• [Direction]: Retype the material below. Keep every word exactly as it is.

• [Data shown]:
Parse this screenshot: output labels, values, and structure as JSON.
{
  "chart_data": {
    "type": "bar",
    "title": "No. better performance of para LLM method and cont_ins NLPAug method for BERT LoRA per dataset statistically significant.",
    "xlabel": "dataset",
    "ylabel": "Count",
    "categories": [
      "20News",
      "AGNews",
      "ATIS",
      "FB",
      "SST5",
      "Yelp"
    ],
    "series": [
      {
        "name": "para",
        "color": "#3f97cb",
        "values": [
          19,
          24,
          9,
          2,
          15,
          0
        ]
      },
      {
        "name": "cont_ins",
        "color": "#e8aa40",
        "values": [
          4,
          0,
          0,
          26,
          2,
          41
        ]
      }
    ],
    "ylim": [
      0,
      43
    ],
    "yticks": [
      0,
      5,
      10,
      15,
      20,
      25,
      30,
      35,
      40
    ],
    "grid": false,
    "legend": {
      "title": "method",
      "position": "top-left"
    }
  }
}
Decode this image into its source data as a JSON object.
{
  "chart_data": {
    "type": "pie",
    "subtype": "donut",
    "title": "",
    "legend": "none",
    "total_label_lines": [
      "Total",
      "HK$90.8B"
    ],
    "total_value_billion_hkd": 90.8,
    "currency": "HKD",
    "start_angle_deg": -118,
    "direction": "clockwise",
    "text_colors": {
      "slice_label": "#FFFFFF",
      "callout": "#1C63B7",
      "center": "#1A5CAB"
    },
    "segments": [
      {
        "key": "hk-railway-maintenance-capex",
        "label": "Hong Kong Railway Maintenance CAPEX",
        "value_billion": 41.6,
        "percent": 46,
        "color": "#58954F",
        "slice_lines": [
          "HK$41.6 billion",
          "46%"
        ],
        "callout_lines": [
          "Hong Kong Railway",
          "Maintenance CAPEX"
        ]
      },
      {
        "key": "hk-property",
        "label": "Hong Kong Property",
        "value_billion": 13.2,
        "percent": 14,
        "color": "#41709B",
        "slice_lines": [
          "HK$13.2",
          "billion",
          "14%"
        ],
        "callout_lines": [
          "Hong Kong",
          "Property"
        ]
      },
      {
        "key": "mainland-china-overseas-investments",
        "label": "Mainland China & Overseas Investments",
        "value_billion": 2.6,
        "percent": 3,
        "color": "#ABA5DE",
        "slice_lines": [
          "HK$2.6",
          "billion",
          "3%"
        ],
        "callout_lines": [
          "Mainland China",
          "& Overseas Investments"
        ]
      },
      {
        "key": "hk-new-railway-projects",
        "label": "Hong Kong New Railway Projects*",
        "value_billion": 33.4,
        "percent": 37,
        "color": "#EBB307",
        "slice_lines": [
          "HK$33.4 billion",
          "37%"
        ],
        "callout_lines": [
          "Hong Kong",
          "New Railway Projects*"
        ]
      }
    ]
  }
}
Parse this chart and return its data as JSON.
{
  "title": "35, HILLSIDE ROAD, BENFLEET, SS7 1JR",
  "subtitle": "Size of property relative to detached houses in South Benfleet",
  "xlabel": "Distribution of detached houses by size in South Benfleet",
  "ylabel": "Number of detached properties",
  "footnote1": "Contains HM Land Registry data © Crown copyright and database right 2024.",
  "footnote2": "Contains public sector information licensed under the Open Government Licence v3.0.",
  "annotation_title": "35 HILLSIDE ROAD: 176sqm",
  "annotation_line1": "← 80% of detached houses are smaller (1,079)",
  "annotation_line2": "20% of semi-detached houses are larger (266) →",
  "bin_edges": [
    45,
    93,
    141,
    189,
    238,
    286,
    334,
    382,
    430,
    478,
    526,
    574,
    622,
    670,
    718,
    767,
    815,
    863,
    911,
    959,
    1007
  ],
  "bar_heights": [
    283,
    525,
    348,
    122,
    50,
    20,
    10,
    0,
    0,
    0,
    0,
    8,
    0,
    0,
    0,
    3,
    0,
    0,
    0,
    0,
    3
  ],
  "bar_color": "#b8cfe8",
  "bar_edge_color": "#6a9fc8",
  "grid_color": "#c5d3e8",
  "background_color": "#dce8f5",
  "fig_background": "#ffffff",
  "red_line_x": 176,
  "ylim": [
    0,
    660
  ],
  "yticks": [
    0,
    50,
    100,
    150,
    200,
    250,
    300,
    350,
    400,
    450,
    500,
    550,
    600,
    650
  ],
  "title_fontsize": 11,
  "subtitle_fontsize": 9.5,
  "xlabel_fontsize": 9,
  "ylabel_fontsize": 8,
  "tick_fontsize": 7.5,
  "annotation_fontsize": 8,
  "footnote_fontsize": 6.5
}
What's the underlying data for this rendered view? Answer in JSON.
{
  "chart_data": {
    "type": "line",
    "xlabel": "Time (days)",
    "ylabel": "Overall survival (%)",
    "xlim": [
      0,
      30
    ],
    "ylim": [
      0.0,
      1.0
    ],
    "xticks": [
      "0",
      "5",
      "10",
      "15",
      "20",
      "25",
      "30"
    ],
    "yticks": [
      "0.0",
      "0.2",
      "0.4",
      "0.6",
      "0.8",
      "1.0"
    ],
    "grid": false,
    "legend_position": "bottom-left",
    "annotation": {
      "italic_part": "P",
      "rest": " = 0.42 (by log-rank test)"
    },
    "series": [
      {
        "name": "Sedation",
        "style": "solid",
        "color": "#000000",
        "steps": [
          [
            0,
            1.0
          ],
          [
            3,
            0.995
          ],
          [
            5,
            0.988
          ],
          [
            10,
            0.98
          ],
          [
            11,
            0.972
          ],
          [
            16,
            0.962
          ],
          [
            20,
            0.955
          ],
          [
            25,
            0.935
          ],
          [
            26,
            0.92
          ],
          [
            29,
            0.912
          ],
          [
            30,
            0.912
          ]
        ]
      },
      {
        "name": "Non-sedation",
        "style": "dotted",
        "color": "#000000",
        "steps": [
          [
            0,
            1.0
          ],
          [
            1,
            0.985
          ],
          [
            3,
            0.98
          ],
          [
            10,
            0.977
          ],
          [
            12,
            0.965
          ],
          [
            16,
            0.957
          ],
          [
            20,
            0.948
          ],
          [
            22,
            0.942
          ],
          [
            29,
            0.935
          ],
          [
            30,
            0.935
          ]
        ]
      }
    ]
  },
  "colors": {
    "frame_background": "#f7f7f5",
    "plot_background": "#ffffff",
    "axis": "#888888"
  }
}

• [Task solution]:
Parse this screenshot: output labels, values, and structure as JSON.
{
  "chart_data": {
    "type": "bar",
    "title": "No. better performance of para LLM method and cont_ins NLPAug method for BERT LoRA per dataset statistically significant.",
    "xlabel": "dataset",
    "ylabel": "Count",
    "categories": [
      "20News",
      "AGNews",
      "ATIS",
      "FB",
      "SST5",
      "Yelp"
    ],
    "series": [
      {
        "name": "para",
        "color": "#3f97cb",
        "values": [
          19,
          24,
          9,
          2,
          15,
          0
        ]
      },
      {
        "name": "cont_ins",
        "color": "#e8aa40",
        "values": [
          4,
          0,
          0,
          26,
          2,
          41
        ]
      }
    ],
    "ylim": [
      0,
      43
    ],
    "yticks": [
      0,
      5,
      10,
      15,
      20,
      25,
      30,
      35,
      40
    ],
    "grid": false,
    "legend": {
      "title": "method",
      "position": "top-left"
    }
  }
}
Decode this image into its source data as a JSON object.
{
  "chart_data": {
    "type": "pie",
    "subtype": "donut",
    "title": "",
    "legend": "none",
    "total_label_lines": [
      "Total",
      "HK$90.8B"
    ],
    "total_value_billion_hkd": 90.8,
    "currency": "HKD",
    "start_angle_deg": -118,
    "direction": "clockwise",
    "text_colors": {
      "slice_label": "#FFFFFF",
      "callout": "#1C63B7",
      "center": "#1A5CAB"
    },
    "segments": [
      {
        "key": "hk-railway-maintenance-capex",
        "label": "Hong Kong Railway Maintenance CAPEX",
        "value_billion": 41.6,
        "percent": 46,
        "color": "#58954F",
        "slice_lines": [
          "HK$41.6 billion",
          "46%"
        ],
        "callout_lines": [
          "Hong Kong Railway",
          "Maintenance CAPEX"
        ]
      },
      {
        "key": "hk-property",
        "label": "Hong Kong Property",
        "value_billion": 13.2,
        "percent": 14,
        "color": "#41709B",
        "slice_lines": [
          "HK$13.2",
          "billion",
          "14%"
        ],
        "callout_lines": [
          "Hong Kong",
          "Property"
        ]
      },
      {
        "key": "mainland-china-overseas-investments",
        "label": "Mainland China & Overseas Investments",
        "value_billion": 2.6,
        "percent": 3,
        "color": "#ABA5DE",
        "slice_lines": [
          "HK$2.6",
          "billion",
          "3%"
        ],
        "callout_lines": [
          "Mainland China",
          "& Overseas Investments"
        ]
      },
      {
        "key": "hk-new-railway-projects",
        "label": "Hong Kong New Railway Projects*",
        "value_billion": 33.4,
        "percent": 37,
        "color": "#EBB307",
        "slice_lines": [
          "HK$33.4 billion",
          "37%"
        ],
        "callout_lines": [
          "Hong Kong",
          "New Railway Projects*"
        ]
      }
    ]
  }
}
Parse this chart and return its data as JSON.
{
  "title": "35, HILLSIDE ROAD, BENFLEET, SS7 1JR",
  "subtitle": "Size of property relative to detached houses in South Benfleet",
  "xlabel": "Distribution of detached houses by size in South Benfleet",
  "ylabel": "Number of detached properties",
  "footnote1": "Contains HM Land Registry data © Crown copyright and database right 2024.",
  "footnote2": "Contains public sector information licensed under the Open Government Licence v3.0.",
  "annotation_title": "35 HILLSIDE ROAD: 176sqm",
  "annotation_line1": "← 80% of detached houses are smaller (1,079)",
  "annotation_line2": "20% of semi-detached houses are larger (266) →",
  "bin_edges": [
    45,
    93,
    141,
    189,
    238,
    286,
    334,
    382,
    430,
    478,
    526,
    574,
    622,
    670,
    718,
    767,
    815,
    863,
    911,
    959,
    1007
  ],
  "bar_heights": [
    283,
    525,
    348,
    122,
    50,
    20,
    10,
    0,
    0,
    0,
    0,
    8,
    0,
    0,
    0,
    3,
    0,
    0,
    0,
    0,
    3
  ],
  "bar_color": "#b8cfe8",
  "bar_edge_color": "#6a9fc8",
  "grid_color": "#c5d3e8",
  "background_color": "#dce8f5",
  "fig_background": "#ffffff",
  "red_line_x": 176,
  "ylim": [
    0,
    660
  ],
  "yticks": [
    0,
    50,
    100,
    150,
    200,
    250,
    300,
    350,
    400,
    450,
    500,
    550,
    600,
    650
  ],
  "title_fontsize": 11,
  "subtitle_fontsize": 9.5,
  "xlabel_fontsize": 9,
  "ylabel_fontsize": 8,
  "tick_fontsize": 7.5,
  "annotation_fontsize": 8,
  "footnote_fontsize": 6.5
}
What's the underlying data for this rendered view? Answer in JSON.
{
  "chart_data": {
    "type": "line",
    "xlabel": "Time (days)",
    "ylabel": "Overall survival (%)",
    "xlim": [
      0,
      30
    ],
    "ylim": [
      0.0,
      1.0
    ],
    "xticks": [
      "0",
      "5",
      "10",
      "15",
      "20",
      "25",
      "30"
    ],
    "yticks": [
      "0.0",
      "0.2",
      "0.4",
      "0.6",
      "0.8",
      "1.0"
    ],
    "grid": false,
    "legend_position": "bottom-left",
    "annotation": {
      "italic_part": "P",
      "rest": " = 0.42 (by log-rank test)"
    },
    "series": [
      {
        "name": "Sedation",
        "style": "solid",
        "color": "#000000",
        "steps": [
          [
            0,
            1.0
          ],
          [
            3,
            0.995
          ],
          [
            5,
            0.988
          ],
          [
            10,
            0.98
          ],
          [
            11,
            0.972
          ],
          [
            16,
            0.962
          ],
          [
            20,
            0.955
          ],
          [
            25,
            0.935
          ],
          [
            26,
            0.92
          ],
          [
            29,
            0.912
          ],
          [
            30,
            0.912
          ]
        ]
      },
      {
        "name": "Non-sedation",
        "style": "dotted",
        "color": "#000000",
        "steps": [
          [
            0,
            1.0
          ],
          [
            1,
            0.985
          ],
          [
            3,
            0.98
          ],
          [
            10,
            0.977
          ],
          [
            12,
            0.965
          ],
          [
            16,
            0.957
          ],
          [
            20,
            0.948
          ],
          [
            22,
            0.942
          ],
          [
            29,
            0.935
          ],
          [
            30,
            0.935
          ]
        ]
      }
    ]
  },
  "colors": {
    "frame_background": "#f7f7f5",
    "plot_background": "#ffffff",
    "axis": "#888888"
  }
}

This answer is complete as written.